**Problem requirements**. Copy out each line exactly; pictures stay out of the copy.

Recorded data
+++++

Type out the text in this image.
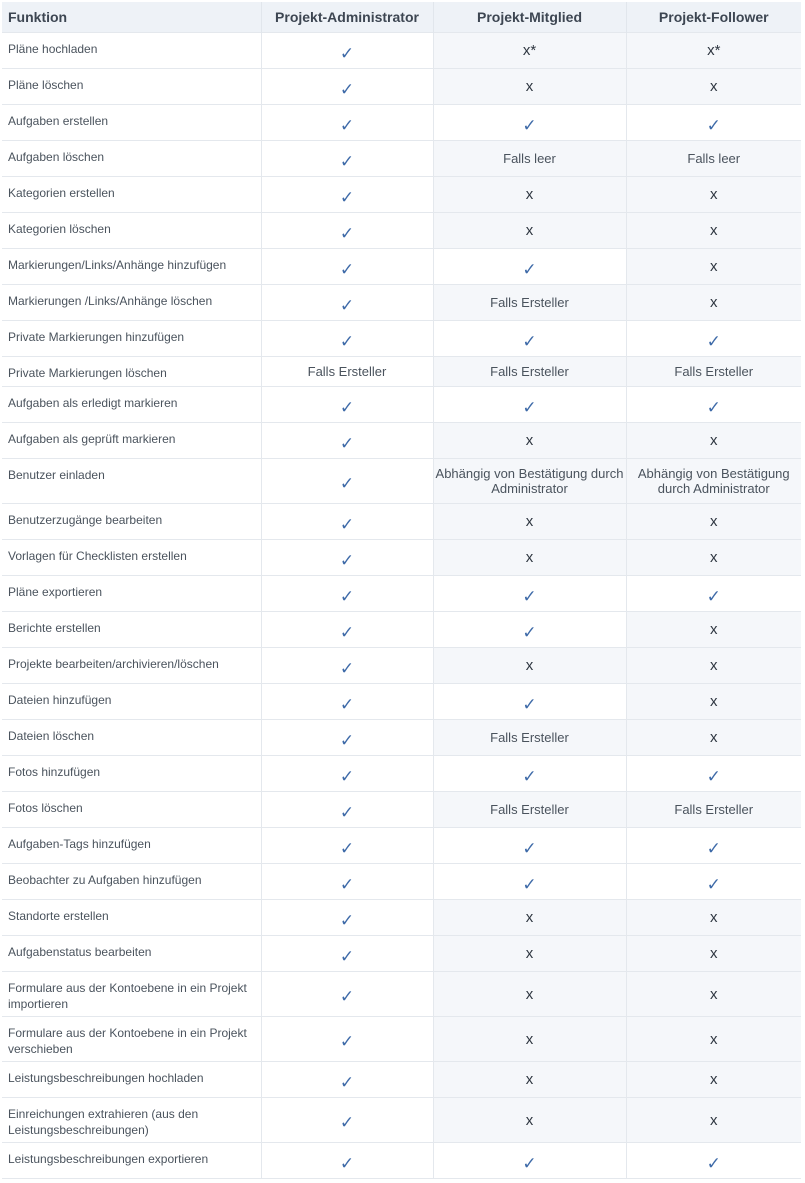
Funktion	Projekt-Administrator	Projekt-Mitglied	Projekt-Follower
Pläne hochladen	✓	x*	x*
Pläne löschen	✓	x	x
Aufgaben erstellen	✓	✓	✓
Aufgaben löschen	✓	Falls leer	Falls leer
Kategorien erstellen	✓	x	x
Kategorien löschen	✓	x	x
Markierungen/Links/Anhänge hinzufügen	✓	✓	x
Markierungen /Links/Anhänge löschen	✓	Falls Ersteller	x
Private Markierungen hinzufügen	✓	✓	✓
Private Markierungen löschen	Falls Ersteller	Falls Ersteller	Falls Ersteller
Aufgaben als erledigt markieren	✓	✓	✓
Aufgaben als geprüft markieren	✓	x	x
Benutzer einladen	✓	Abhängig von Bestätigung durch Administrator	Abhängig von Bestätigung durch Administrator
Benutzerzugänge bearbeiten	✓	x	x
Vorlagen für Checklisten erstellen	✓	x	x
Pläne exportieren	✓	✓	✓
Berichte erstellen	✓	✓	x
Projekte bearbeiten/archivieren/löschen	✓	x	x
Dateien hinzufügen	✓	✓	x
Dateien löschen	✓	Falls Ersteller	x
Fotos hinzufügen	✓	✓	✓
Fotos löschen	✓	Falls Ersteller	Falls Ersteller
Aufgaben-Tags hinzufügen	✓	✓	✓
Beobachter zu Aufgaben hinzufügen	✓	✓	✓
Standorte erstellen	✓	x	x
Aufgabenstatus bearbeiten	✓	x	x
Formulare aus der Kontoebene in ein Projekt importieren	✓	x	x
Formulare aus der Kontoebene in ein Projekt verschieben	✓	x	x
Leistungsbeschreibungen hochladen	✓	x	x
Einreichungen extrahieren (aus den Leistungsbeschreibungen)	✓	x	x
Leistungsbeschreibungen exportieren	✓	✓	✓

+++++

**Exercise solution**.
Type out the text in this image.
Funktion	Projekt-Administrator	Projekt-Mitglied	Projekt-Follower
Pläne hochladen	✓	x*	x*
Pläne löschen	✓	x	x
Aufgaben erstellen	✓	✓	✓
Aufgaben löschen	✓	Falls leer	Falls leer
Kategorien erstellen	✓	x	x
Kategorien löschen	✓	x	x
Markierungen/Links/Anhänge hinzufügen	✓	✓	x
Markierungen /Links/Anhänge löschen	✓	Falls Ersteller	x
Private Markierungen hinzufügen	✓	✓	✓
Private Markierungen löschen	Falls Ersteller	Falls Ersteller	Falls Ersteller
Aufgaben als erledigt markieren	✓	✓	✓
Aufgaben als geprüft markieren	✓	x	x
Benutzer einladen	✓	Abhängig von Bestätigung durch Administrator	Abhängig von Bestätigung durch Administrator
Benutzerzugänge bearbeiten	✓	x	x
Vorlagen für Checklisten erstellen	✓	x	x
Pläne exportieren	✓	✓	✓
Berichte erstellen	✓	✓	x
Projekte bearbeiten/archivieren/löschen	✓	x	x
Dateien hinzufügen	✓	✓	x
Dateien löschen	✓	Falls Ersteller	x
Fotos hinzufügen	✓	✓	✓
Fotos löschen	✓	Falls Ersteller	Falls Ersteller
Aufgaben-Tags hinzufügen	✓	✓	✓
Beobachter zu Aufgaben hinzufügen	✓	✓	✓
Standorte erstellen	✓	x	x
Aufgabenstatus bearbeiten	✓	x	x
Formulare aus der Kontoebene in ein Projekt importieren	✓	x	x
Formulare aus der Kontoebene in ein Projekt verschieben	✓	x	x
Leistungsbeschreibungen hochladen	✓	x	x
Einreichungen extrahieren (aus den Leistungsbeschreibungen)	✓	x	x
Leistungsbeschreibungen exportieren	✓	✓	✓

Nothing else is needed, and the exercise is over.